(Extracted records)
-- Begin --

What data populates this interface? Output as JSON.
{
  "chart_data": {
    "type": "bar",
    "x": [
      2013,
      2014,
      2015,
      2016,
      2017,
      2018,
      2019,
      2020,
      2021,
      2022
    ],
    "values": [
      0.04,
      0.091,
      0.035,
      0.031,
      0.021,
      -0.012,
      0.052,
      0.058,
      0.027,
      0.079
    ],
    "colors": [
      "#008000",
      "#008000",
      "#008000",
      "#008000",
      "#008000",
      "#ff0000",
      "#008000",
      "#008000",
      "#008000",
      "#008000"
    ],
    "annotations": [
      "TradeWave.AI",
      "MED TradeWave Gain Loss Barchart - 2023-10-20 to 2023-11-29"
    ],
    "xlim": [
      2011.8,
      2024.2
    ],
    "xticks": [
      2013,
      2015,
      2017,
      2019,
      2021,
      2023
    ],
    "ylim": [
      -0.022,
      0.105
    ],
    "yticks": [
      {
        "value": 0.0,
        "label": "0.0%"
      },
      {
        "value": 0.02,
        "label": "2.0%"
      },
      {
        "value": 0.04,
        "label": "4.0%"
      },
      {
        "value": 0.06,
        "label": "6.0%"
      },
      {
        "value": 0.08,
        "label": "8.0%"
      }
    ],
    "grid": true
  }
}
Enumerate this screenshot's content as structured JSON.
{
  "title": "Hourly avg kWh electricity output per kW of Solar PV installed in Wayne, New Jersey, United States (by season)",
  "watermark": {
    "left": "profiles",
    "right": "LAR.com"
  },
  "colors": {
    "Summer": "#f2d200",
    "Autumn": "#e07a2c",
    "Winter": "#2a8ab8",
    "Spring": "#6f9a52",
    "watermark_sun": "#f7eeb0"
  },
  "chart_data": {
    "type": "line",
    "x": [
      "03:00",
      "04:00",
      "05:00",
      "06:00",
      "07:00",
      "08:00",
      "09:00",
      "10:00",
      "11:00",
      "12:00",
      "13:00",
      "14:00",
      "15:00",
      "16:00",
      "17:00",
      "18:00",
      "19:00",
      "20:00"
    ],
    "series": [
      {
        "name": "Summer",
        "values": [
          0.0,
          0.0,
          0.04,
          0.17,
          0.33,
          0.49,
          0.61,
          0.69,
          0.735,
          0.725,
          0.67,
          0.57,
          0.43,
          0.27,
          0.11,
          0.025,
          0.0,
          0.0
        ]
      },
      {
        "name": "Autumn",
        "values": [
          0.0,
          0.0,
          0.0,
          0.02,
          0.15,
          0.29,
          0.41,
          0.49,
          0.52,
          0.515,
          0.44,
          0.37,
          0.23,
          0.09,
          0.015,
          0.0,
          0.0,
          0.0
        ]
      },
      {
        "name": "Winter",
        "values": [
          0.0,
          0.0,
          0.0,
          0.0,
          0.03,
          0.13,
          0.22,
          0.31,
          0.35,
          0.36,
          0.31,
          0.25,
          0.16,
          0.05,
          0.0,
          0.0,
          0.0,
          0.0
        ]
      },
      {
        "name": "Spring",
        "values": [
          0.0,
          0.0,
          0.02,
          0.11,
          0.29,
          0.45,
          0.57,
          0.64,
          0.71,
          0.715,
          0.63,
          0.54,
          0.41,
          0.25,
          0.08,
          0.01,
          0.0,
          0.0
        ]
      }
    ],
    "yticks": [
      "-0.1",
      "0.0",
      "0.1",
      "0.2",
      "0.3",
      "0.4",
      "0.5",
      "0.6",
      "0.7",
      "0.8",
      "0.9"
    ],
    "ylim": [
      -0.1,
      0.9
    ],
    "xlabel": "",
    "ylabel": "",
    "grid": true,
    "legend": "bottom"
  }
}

-- End --

## EXERCISE OBJECTIVE:
Copy out the full material exactly as it appears.

## OUTPUT:
What data populates this interface? Output as JSON.
{
  "chart_data": {
    "type": "bar",
    "x": [
      2013,
      2014,
      2015,
      2016,
      2017,
      2018,
      2019,
      2020,
      2021,
      2022
    ],
    "values": [
      0.04,
      0.091,
      0.035,
      0.031,
      0.021,
      -0.012,
      0.052,
      0.058,
      0.027,
      0.079
    ],
    "colors": [
      "#008000",
      "#008000",
      "#008000",
      "#008000",
      "#008000",
      "#ff0000",
      "#008000",
      "#008000",
      "#008000",
      "#008000"
    ],
    "annotations": [
      "TradeWave.AI",
      "MED TradeWave Gain Loss Barchart - 2023-10-20 to 2023-11-29"
    ],
    "xlim": [
      2011.8,
      2024.2
    ],
    "xticks": [
      2013,
      2015,
      2017,
      2019,
      2021,
      2023
    ],
    "ylim": [
      -0.022,
      0.105
    ],
    "yticks": [
      {
        "value": 0.0,
        "label": "0.0%"
      },
      {
        "value": 0.02,
        "label": "2.0%"
      },
      {
        "value": 0.04,
        "label": "4.0%"
      },
      {
        "value": 0.06,
        "label": "6.0%"
      },
      {
        "value": 0.08,
        "label": "8.0%"
      }
    ],
    "grid": true
  }
}
Enumerate this screenshot's content as structured JSON.
{
  "title": "Hourly avg kWh electricity output per kW of Solar PV installed in Wayne, New Jersey, United States (by season)",
  "watermark": {
    "left": "profiles",
    "right": "LAR.com"
  },
  "colors": {
    "Summer": "#f2d200",
    "Autumn": "#e07a2c",
    "Winter": "#2a8ab8",
    "Spring": "#6f9a52",
    "watermark_sun": "#f7eeb0"
  },
  "chart_data": {
    "type": "line",
    "x": [
      "03:00",
      "04:00",
      "05:00",
      "06:00",
      "07:00",
      "08:00",
      "09:00",
      "10:00",
      "11:00",
      "12:00",
      "13:00",
      "14:00",
      "15:00",
      "16:00",
      "17:00",
      "18:00",
      "19:00",
      "20:00"
    ],
    "series": [
      {
        "name": "Summer",
        "values": [
          0.0,
          0.0,
          0.04,
          0.17,
          0.33,
          0.49,
          0.61,
          0.69,
          0.735,
          0.725,
          0.67,
          0.57,
          0.43,
          0.27,
          0.11,
          0.025,
          0.0,
          0.0
        ]
      },
      {
        "name": "Autumn",
        "values": [
          0.0,
          0.0,
          0.0,
          0.02,
          0.15,
          0.29,
          0.41,
          0.49,
          0.52,
          0.515,
          0.44,
          0.37,
          0.23,
          0.09,
          0.015,
          0.0,
          0.0,
          0.0
        ]
      },
      {
        "name": "Winter",
        "values": [
          0.0,
          0.0,
          0.0,
          0.0,
          0.03,
          0.13,
          0.22,
          0.31,
          0.35,
          0.36,
          0.31,
          0.25,
          0.16,
          0.05,
          0.0,
          0.0,
          0.0,
          0.0
        ]
      },
      {
        "name": "Spring",
        "values": [
          0.0,
          0.0,
          0.02,
          0.11,
          0.29,
          0.45,
          0.57,
          0.64,
          0.71,
          0.715,
          0.63,
          0.54,
          0.41,
          0.25,
          0.08,
          0.01,
          0.0,
          0.0
        ]
      }
    ],
    "yticks": [
      "-0.1",
      "0.0",
      "0.1",
      "0.2",
      "0.3",
      "0.4",
      "0.5",
      "0.6",
      "0.7",
      "0.8",
      "0.9"
    ],
    "ylim": [
      -0.1,
      0.9
    ],
    "xlabel": "",
    "ylabel": "",
    "grid": true,
    "legend": "bottom"
  }
}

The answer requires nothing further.